§ REQUIRED TASK: Retype the whole listing, please, keeping every line exact and dropping the pictures.

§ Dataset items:
########################################

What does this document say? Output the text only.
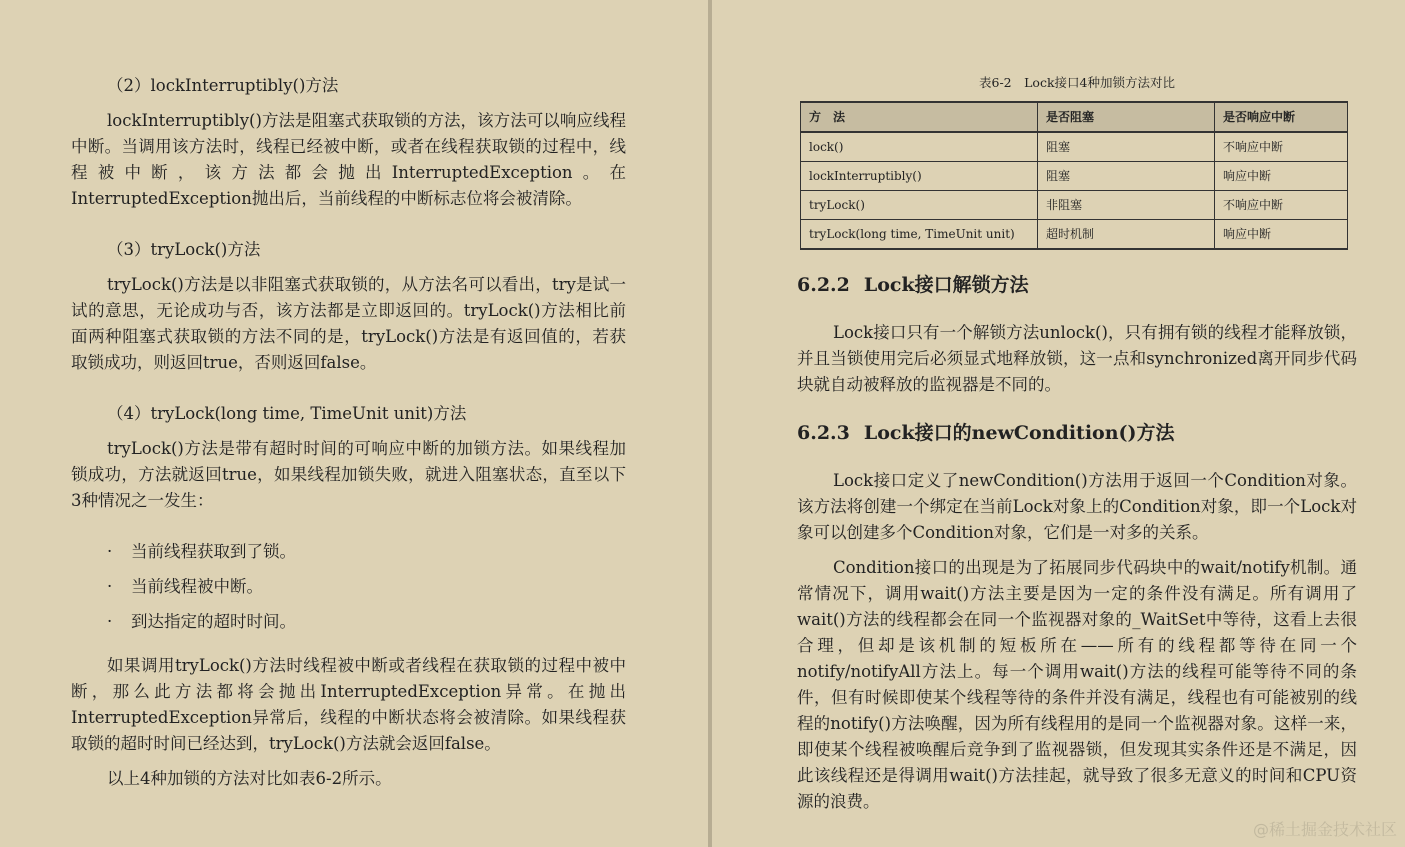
（2）lockInterruptibly()方法

lockInterruptibly()方法是阻塞式获取锁的方法，该方法可以响应线程中断。当调用该方法时，线程已经被中断，或者在线程获取锁的过程中，线程被中断，该方法都会抛出InterruptedException。在InterruptedException抛出后，当前线程的中断标志位将会被清除。

（3）tryLock()方法

tryLock()方法是以非阻塞式获取锁的，从方法名可以看出，try是试一试的意思，无论成功与否，该方法都是立即返回的。tryLock()方法相比前面两种阻塞式获取锁的方法不同的是，tryLock()方法是有返回值的，若获取锁成功，则返回true，否则返回false。

（4）tryLock(long time, TimeUnit unit)方法

tryLock()方法是带有超时时间的可响应中断的加锁方法。如果线程加锁成功，方法就返回true，如果线程加锁失败，就进入阻塞状态，直至以下3种情况之一发生：

· 当前线程获取到了锁。
· 当前线程被中断。
· 到达指定的超时时间。

如果调用tryLock()方法时线程被中断或者线程在获取锁的过程中被中断，那么此方法都将会抛出InterruptedException异常。在抛出InterruptedException异常后，线程的中断状态将会被清除。如果线程获取锁的超时时间已经达到，tryLock()方法就会返回false。

以上4种加锁的方法对比如表6-2所示。

表6-2　Lock接口4种加锁方法对比

方　法	是否阻塞	是否响应中断
lock()	阻塞	不响应中断
lockInterruptibly()	阻塞	响应中断
tryLock()	非阻塞	不响应中断
tryLock(long time, TimeUnit unit)	超时机制	响应中断
6.2.2 Lock接口解锁方法

Lock接口只有一个解锁方法unlock()，只有拥有锁的线程才能释放锁，并且当锁使用完后必须显式地释放锁，这一点和synchronized离开同步代码块就自动被释放的监视器是不同的。

6.2.3 Lock接口的newCondition()方法

Lock接口定义了newCondition()方法用于返回一个Condition对象。该方法将创建一个绑定在当前Lock对象上的Condition对象，即一个Lock对象可以创建多个Condition对象，它们是一对多的关系。

Condition接口的出现是为了拓展同步代码块中的wait/notify机制。通常情况下，调用wait()方法主要是因为一定的条件没有满足。所有调用了wait()方法的线程都会在同一个监视器对象的_WaitSet中等待，这看上去很合理，但却是该机制的短板所在——所有的线程都等待在同一个notify/notifyAll方法上。每一个调用wait()方法的线程可能等待不同的条件，但有时候即使某个线程等待的条件并没有满足，线程也有可能被别的线程的notify()方法唤醒，因为所有线程用的是同一个监视器对象。这样一来，即使某个线程被唤醒后竞争到了监视器锁，但发现其实条件还是不满足，因此该线程还是得调用wait()方法挂起，就导致了很多无意义的时间和CPU资源的浪费。

@稀土掘金技术社区
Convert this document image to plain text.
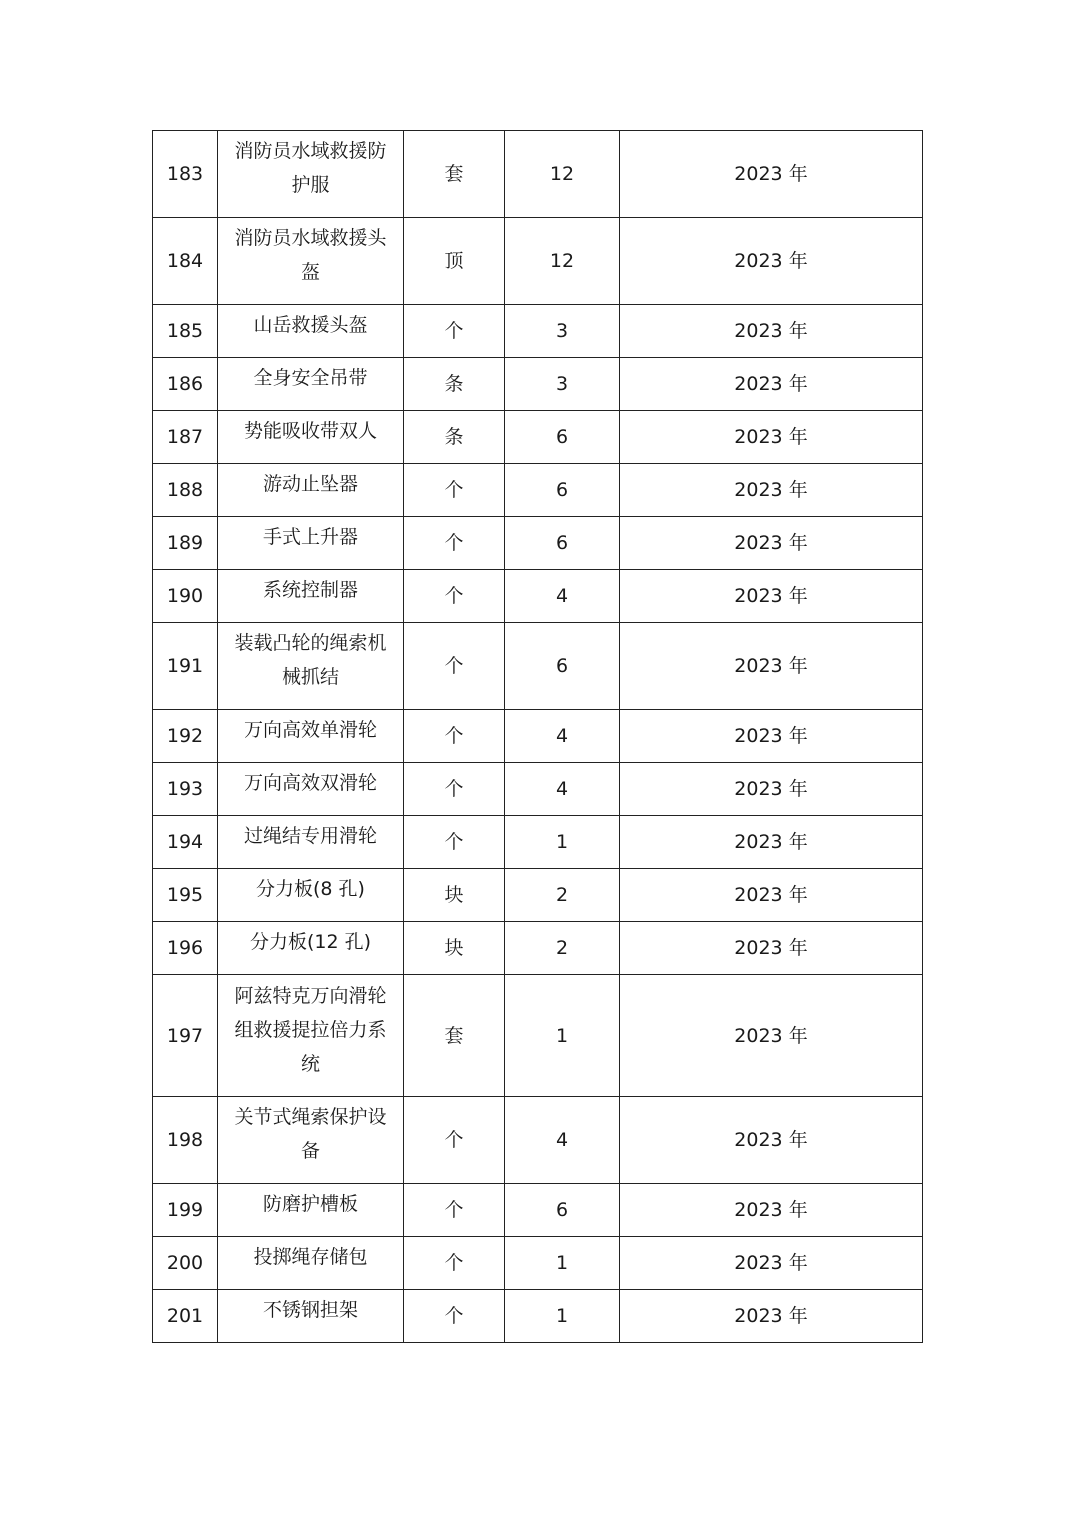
183	消防员水域救援防护服	套	12	2023 年
184	消防员水域救援头盔	顶	12	2023 年
185	山岳救援头盔	个	3	2023 年
186	全身安全吊带	条	3	2023 年
187	势能吸收带双人	条	6	2023 年
188	游动止坠器	个	6	2023 年
189	手式上升器	个	6	2023 年
190	系统控制器	个	4	2023 年
191	装载凸轮的绳索机械抓结	个	6	2023 年
192	万向高效单滑轮	个	4	2023 年
193	万向高效双滑轮	个	4	2023 年
194	过绳结专用滑轮	个	1	2023 年
195	分力板(8 孔)	块	2	2023 年
196	分力板(12 孔)	块	2	2023 年
197	阿兹特克万向滑轮组救援提拉倍力系统	套	1	2023 年
198	关节式绳索保护设备	个	4	2023 年
199	防磨护槽板	个	6	2023 年
200	投掷绳存储包	个	1	2023 年
201	不锈钢担架	个	1	2023 年
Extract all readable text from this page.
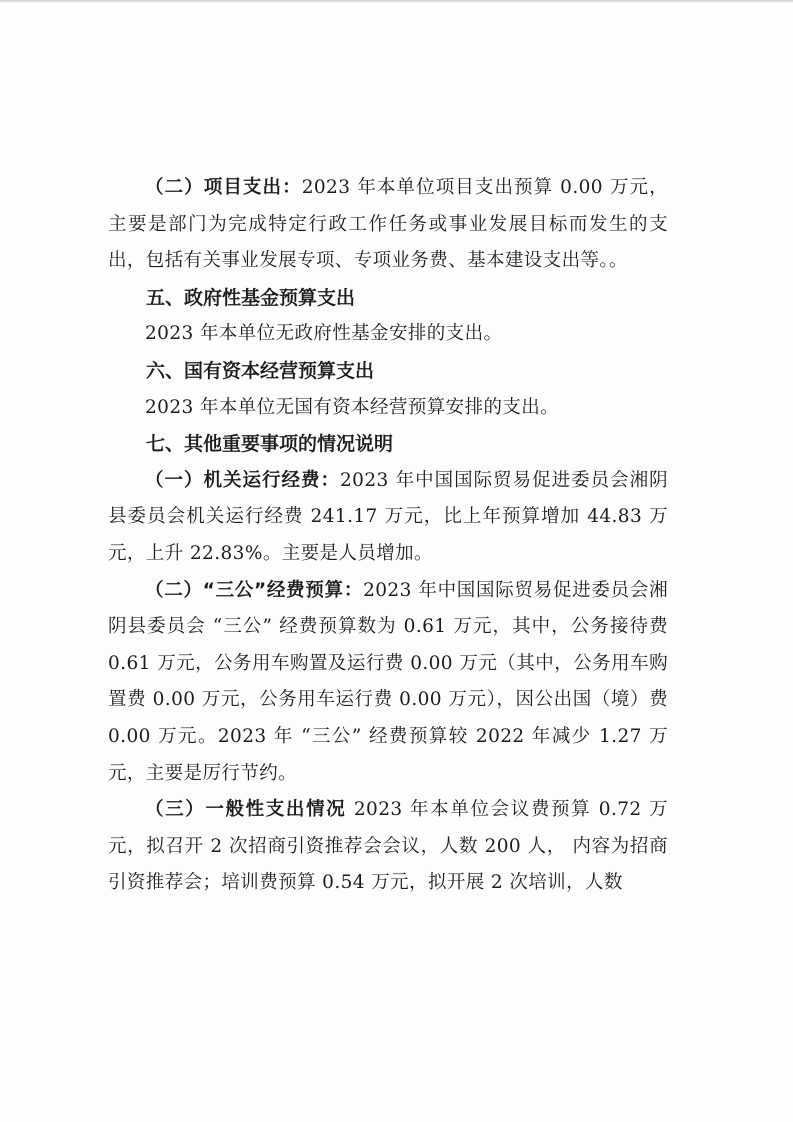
（二）项目支出：2023 年本单位项目支出预算 0.00 万元，主要是部门为完成特定行政工作任务或事业发展目标而发生的支出，包括有关事业发展专项、专项业务费、基本建设支出等。。

五、政府性基金预算支出

2023 年本单位无政府性基金安排的支出。

六、国有资本经营预算支出

2023 年本单位无国有资本经营预算安排的支出。

七、其他重要事项的情况说明

（一）机关运行经费：2023 年中国国际贸易促进委员会湘阴县委员会机关运行经费 241.17 万元，比上年预算增加 44.83 万元，上升 22.83%。主要是人员增加。

（二）“三公”经费预算：2023 年中国国际贸易促进委员会湘阴县委员会 “三公” 经费预算数为 0.61 万元，其中，公务接待费 0.61 万元，公务用车购置及运行费 0.00 万元（其中，公务用车购置费 0.00 万元，公务用车运行费 0.00 万元），因公出国（境）费 0.00 万元。2023 年 “三公” 经费预算较 2022 年减少 1.27 万元，主要是厉行节约。

（三）一般性支出情况 2023 年本单位会议费预算 0.72 万元，拟召开 2 次招商引资推荐会会议，人数 200 人， 内容为招商引资推荐会；培训费预算 0.54 万元，拟开展 2 次培训，人数
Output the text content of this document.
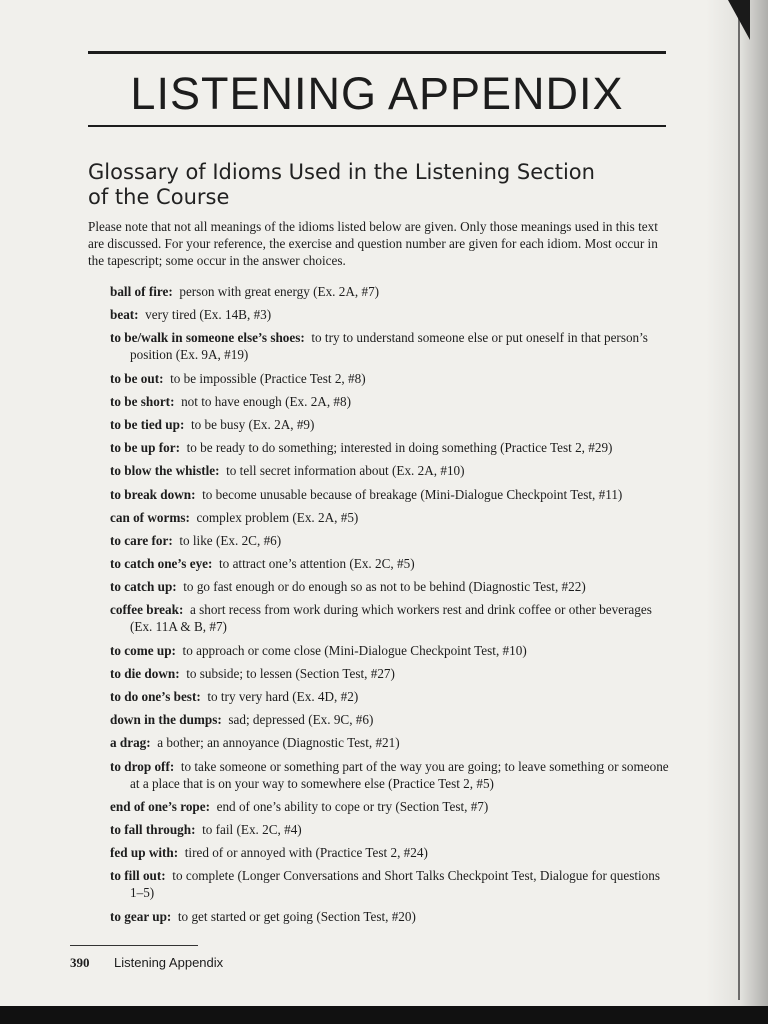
LISTENING APPENDIX
Glossary of Idioms Used in the Listening Section of the Course

Please note that not all meanings of the idioms listed below are given. Only those meanings used in this text are discussed. For your reference, the exercise and question number are given for each idiom. Most occur in the tapescript; some occur in the answer choices.

ball of fire: person with great energy (Ex. 2A, #7)

beat: very tired (Ex. 14B, #3)

to be/walk in someone else’s shoes: to try to understand someone else or put oneself in that person’s position (Ex. 9A, #19)

to be out: to be impossible (Practice Test 2, #8)

to be short: not to have enough (Ex. 2A, #8)

to be tied up: to be busy (Ex. 2A, #9)

to be up for: to be ready to do something; interested in doing something (Practice Test 2, #29)

to blow the whistle: to tell secret information about (Ex. 2A, #10)

to break down: to become unusable because of breakage (Mini-Dialogue Checkpoint Test, #11)

can of worms: complex problem (Ex. 2A, #5)

to care for: to like (Ex. 2C, #6)

to catch one’s eye: to attract one’s attention (Ex. 2C, #5)

to catch up: to go fast enough or do enough so as not to be behind (Diagnostic Test, #22)

coffee break: a short recess from work during which workers rest and drink coffee or other beverages (Ex. 11A & B, #7)

to come up: to approach or come close (Mini-Dialogue Checkpoint Test, #10)

to die down: to subside; to lessen (Section Test, #27)

to do one’s best: to try very hard (Ex. 4D, #2)

down in the dumps: sad; depressed (Ex. 9C, #6)

a drag: a bother; an annoyance (Diagnostic Test, #21)

to drop off: to take someone or something part of the way you are going; to leave something or someone at a place that is on your way to somewhere else (Practice Test 2, #5)

end of one’s rope: end of one’s ability to cope or try (Section Test, #7)

to fall through: to fail (Ex. 2C, #4)

fed up with: tired of or annoyed with (Practice Test 2, #24)

to fill out: to complete (Longer Conversations and Short Talks Checkpoint Test, Dialogue for questions 1–5)

to gear up: to get started or get going (Section Test, #20)

390 Listening Appendix
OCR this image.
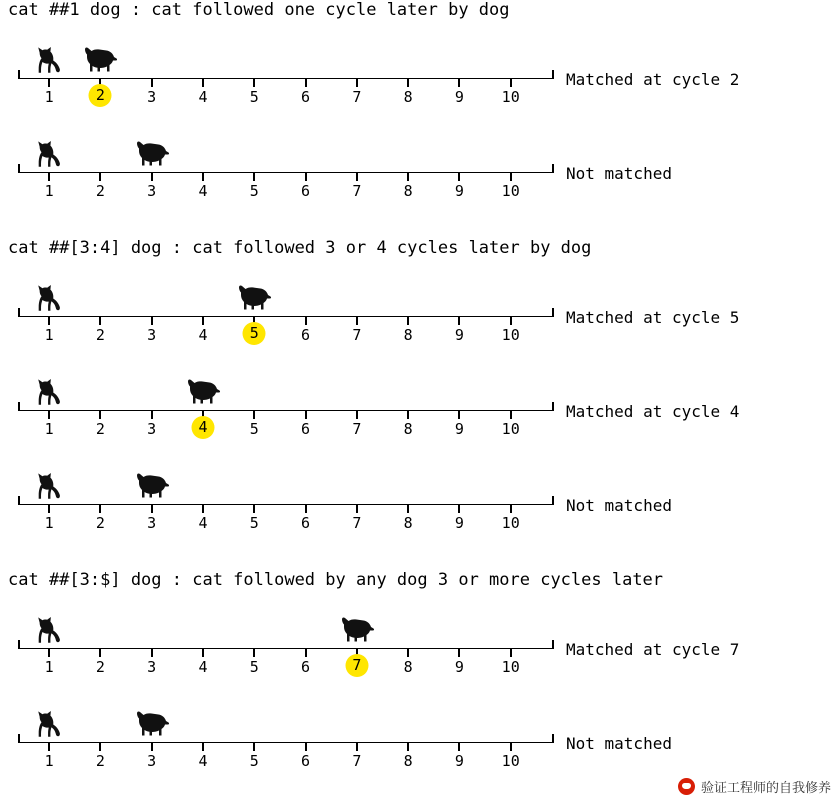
cat ##1 dog : cat followed one cycle later by dog
1	2	3	4	5	6	7	8	9	10
Matched at cycle 2
1	2	3	4	5	6	7	8	9	10
Not matched
cat ##[3:4] dog : cat followed 3 or 4 cycles later by dog
1	2	3	4	5	6	7	8	9	10
Matched at cycle 5
1	2	3	4	5	6	7	8	9	10
Matched at cycle 4
1	2	3	4	5	6	7	8	9	10
Not matched
cat ##[3:$] dog : cat followed by any dog 3 or more cycles later
1	2	3	4	5	6	7	8	9	10
Matched at cycle 7
1	2	3	4	5	6	7	8	9	10
Not matched
验证工程师的自我修养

########################################

§ RESULT FOR THIS EXERCISE:
What does this document say? Output the text only.
（2）lockInterruptibly()方法

lockInterruptibly()方法是阻塞式获取锁的方法，该方法可以响应线程中断。当调用该方法时，线程已经被中断，或者在线程获取锁的过程中，线程被中断，该方法都会抛出InterruptedException。在InterruptedException抛出后，当前线程的中断标志位将会被清除。

（3）tryLock()方法

tryLock()方法是以非阻塞式获取锁的，从方法名可以看出，try是试一试的意思，无论成功与否，该方法都是立即返回的。tryLock()方法相比前面两种阻塞式获取锁的方法不同的是，tryLock()方法是有返回值的，若获取锁成功，则返回true，否则返回false。

（4）tryLock(long time, TimeUnit unit)方法

tryLock()方法是带有超时时间的可响应中断的加锁方法。如果线程加锁成功，方法就返回true，如果线程加锁失败，就进入阻塞状态，直至以下3种情况之一发生：

· 当前线程获取到了锁。
· 当前线程被中断。
· 到达指定的超时时间。

如果调用tryLock()方法时线程被中断或者线程在获取锁的过程中被中断，那么此方法都将会抛出InterruptedException异常。在抛出InterruptedException异常后，线程的中断状态将会被清除。如果线程获取锁的超时时间已经达到，tryLock()方法就会返回false。

以上4种加锁的方法对比如表6-2所示。

表6-2　Lock接口4种加锁方法对比

方　法	是否阻塞	是否响应中断
lock()	阻塞	不响应中断
lockInterruptibly()	阻塞	响应中断
tryLock()	非阻塞	不响应中断
tryLock(long time, TimeUnit unit)	超时机制	响应中断
6.2.2 Lock接口解锁方法

Lock接口只有一个解锁方法unlock()，只有拥有锁的线程才能释放锁，并且当锁使用完后必须显式地释放锁，这一点和synchronized离开同步代码块就自动被释放的监视器是不同的。

6.2.3 Lock接口的newCondition()方法

Lock接口定义了newCondition()方法用于返回一个Condition对象。该方法将创建一个绑定在当前Lock对象上的Condition对象，即一个Lock对象可以创建多个Condition对象，它们是一对多的关系。

Condition接口的出现是为了拓展同步代码块中的wait/notify机制。通常情况下，调用wait()方法主要是因为一定的条件没有满足。所有调用了wait()方法的线程都会在同一个监视器对象的_WaitSet中等待，这看上去很合理，但却是该机制的短板所在——所有的线程都等待在同一个notify/notifyAll方法上。每一个调用wait()方法的线程可能等待不同的条件，但有时候即使某个线程等待的条件并没有满足，线程也有可能被别的线程的notify()方法唤醒，因为所有线程用的是同一个监视器对象。这样一来，即使某个线程被唤醒后竞争到了监视器锁，但发现其实条件还是不满足，因此该线程还是得调用wait()方法挂起，就导致了很多无意义的时间和CPU资源的浪费。

@稀土掘金技术社区
Convert this document image to plain text.
183	消防员水域救援防护服	套	12	2023 年
184	消防员水域救援头盔	顶	12	2023 年
185	山岳救援头盔	个	3	2023 年
186	全身安全吊带	条	3	2023 年
187	势能吸收带双人	条	6	2023 年
188	游动止坠器	个	6	2023 年
189	手式上升器	个	6	2023 年
190	系统控制器	个	4	2023 年
191	装载凸轮的绳索机械抓结	个	6	2023 年
192	万向高效单滑轮	个	4	2023 年
193	万向高效双滑轮	个	4	2023 年
194	过绳结专用滑轮	个	1	2023 年
195	分力板(8 孔)	块	2	2023 年
196	分力板(12 孔)	块	2	2023 年
197	阿兹特克万向滑轮组救援提拉倍力系统	套	1	2023 年
198	关节式绳索保护设备	个	4	2023 年
199	防磨护槽板	个	6	2023 年
200	投掷绳存储包	个	1	2023 年
201	不锈钢担架	个	1	2023 年
Extract all readable text from this page.
（二）项目支出：2023 年本单位项目支出预算 0.00 万元，主要是部门为完成特定行政工作任务或事业发展目标而发生的支出，包括有关事业发展专项、专项业务费、基本建设支出等。。

五、政府性基金预算支出

2023 年本单位无政府性基金安排的支出。

六、国有资本经营预算支出

2023 年本单位无国有资本经营预算安排的支出。

七、其他重要事项的情况说明

（一）机关运行经费：2023 年中国国际贸易促进委员会湘阴县委员会机关运行经费 241.17 万元，比上年预算增加 44.83 万元，上升 22.83%。主要是人员增加。

（二）“三公”经费预算：2023 年中国国际贸易促进委员会湘阴县委员会 “三公” 经费预算数为 0.61 万元，其中，公务接待费 0.61 万元，公务用车购置及运行费 0.00 万元（其中，公务用车购置费 0.00 万元，公务用车运行费 0.00 万元），因公出国（境）费 0.00 万元。2023 年 “三公” 经费预算较 2022 年减少 1.27 万元，主要是厉行节约。

（三）一般性支出情况 2023 年本单位会议费预算 0.72 万元，拟召开 2 次招商引资推荐会会议，人数 200 人， 内容为招商引资推荐会；培训费预算 0.54 万元，拟开展 2 次培训，人数
Output the text content of this document.
LISTENING APPENDIX
Glossary of Idioms Used in the Listening Section of the Course

Please note that not all meanings of the idioms listed below are given. Only those meanings used in this text are discussed. For your reference, the exercise and question number are given for each idiom. Most occur in the tapescript; some occur in the answer choices.

ball of fire: person with great energy (Ex. 2A, #7)

beat: very tired (Ex. 14B, #3)

to be/walk in someone else’s shoes: to try to understand someone else or put oneself in that person’s position (Ex. 9A, #19)

to be out: to be impossible (Practice Test 2, #8)

to be short: not to have enough (Ex. 2A, #8)

to be tied up: to be busy (Ex. 2A, #9)

to be up for: to be ready to do something; interested in doing something (Practice Test 2, #29)

to blow the whistle: to tell secret information about (Ex. 2A, #10)

to break down: to become unusable because of breakage (Mini-Dialogue Checkpoint Test, #11)

can of worms: complex problem (Ex. 2A, #5)

to care for: to like (Ex. 2C, #6)

to catch one’s eye: to attract one’s attention (Ex. 2C, #5)

to catch up: to go fast enough or do enough so as not to be behind (Diagnostic Test, #22)

coffee break: a short recess from work during which workers rest and drink coffee or other beverages (Ex. 11A & B, #7)

to come up: to approach or come close (Mini-Dialogue Checkpoint Test, #10)

to die down: to subside; to lessen (Section Test, #27)

to do one’s best: to try very hard (Ex. 4D, #2)

down in the dumps: sad; depressed (Ex. 9C, #6)

a drag: a bother; an annoyance (Diagnostic Test, #21)

to drop off: to take someone or something part of the way you are going; to leave something or someone at a place that is on your way to somewhere else (Practice Test 2, #5)

end of one’s rope: end of one’s ability to cope or try (Section Test, #7)

to fall through: to fail (Ex. 2C, #4)

fed up with: tired of or annoyed with (Practice Test 2, #24)

to fill out: to complete (Longer Conversations and Short Talks Checkpoint Test, Dialogue for questions 1–5)

to gear up: to get started or get going (Section Test, #20)

390 Listening Appendix
OCR this image.
cat ##1 dog : cat followed one cycle later by dog
1	2	3	4	5	6	7	8	9	10
Matched at cycle 2
1	2	3	4	5	6	7	8	9	10
Not matched
cat ##[3:4] dog : cat followed 3 or 4 cycles later by dog
1	2	3	4	5	6	7	8	9	10
Matched at cycle 5
1	2	3	4	5	6	7	8	9	10
Matched at cycle 4
1	2	3	4	5	6	7	8	9	10
Not matched
cat ##[3:$] dog : cat followed by any dog 3 or more cycles later
1	2	3	4	5	6	7	8	9	10
Matched at cycle 7
1	2	3	4	5	6	7	8	9	10
Not matched
验证工程师的自我修养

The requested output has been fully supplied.